(Stored data)

:::

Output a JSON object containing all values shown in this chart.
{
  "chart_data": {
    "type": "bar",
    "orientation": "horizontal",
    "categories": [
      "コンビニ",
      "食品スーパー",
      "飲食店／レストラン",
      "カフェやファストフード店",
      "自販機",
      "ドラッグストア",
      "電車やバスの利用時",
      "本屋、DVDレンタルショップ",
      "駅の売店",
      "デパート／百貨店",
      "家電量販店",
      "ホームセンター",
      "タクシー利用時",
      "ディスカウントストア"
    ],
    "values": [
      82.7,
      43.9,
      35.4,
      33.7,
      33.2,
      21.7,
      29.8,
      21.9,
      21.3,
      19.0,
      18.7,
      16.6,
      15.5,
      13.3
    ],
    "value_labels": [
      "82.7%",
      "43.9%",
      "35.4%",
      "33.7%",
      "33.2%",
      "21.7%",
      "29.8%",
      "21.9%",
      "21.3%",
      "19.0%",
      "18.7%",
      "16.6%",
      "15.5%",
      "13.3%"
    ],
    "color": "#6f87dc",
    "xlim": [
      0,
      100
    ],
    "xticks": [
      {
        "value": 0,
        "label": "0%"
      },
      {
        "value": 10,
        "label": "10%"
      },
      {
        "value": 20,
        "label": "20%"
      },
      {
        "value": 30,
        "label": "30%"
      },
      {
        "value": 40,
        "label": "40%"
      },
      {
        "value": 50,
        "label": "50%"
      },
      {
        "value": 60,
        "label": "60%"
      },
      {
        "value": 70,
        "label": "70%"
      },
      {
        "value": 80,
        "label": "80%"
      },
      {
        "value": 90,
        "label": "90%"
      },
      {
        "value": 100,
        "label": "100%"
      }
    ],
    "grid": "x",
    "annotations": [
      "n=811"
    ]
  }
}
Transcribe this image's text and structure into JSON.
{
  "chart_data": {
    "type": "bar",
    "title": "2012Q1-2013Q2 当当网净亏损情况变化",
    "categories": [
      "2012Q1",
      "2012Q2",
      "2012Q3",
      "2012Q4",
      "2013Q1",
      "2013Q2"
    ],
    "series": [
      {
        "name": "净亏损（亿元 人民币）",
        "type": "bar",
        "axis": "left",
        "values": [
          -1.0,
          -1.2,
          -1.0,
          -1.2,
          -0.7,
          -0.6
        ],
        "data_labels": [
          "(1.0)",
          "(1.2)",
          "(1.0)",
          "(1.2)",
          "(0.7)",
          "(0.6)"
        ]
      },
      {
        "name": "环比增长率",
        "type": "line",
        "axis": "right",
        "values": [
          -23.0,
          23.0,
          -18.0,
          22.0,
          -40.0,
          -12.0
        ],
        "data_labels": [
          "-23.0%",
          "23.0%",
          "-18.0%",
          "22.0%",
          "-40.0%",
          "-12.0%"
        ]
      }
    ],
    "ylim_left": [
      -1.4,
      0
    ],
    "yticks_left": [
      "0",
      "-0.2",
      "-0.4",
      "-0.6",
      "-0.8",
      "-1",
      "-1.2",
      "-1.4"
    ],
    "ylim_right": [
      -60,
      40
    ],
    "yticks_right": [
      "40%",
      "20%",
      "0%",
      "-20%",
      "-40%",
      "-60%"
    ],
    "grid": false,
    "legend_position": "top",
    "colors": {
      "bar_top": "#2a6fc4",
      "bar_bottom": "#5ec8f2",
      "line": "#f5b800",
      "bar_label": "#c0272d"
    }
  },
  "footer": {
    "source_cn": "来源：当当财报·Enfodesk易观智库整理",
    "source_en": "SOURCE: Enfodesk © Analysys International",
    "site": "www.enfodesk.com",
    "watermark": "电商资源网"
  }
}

:::

The exercise: Collect each line holding the string "this".

Task solution:
Output a JSON object containing all values shown in this chart.
Transcribe this image's text and structure into JSON.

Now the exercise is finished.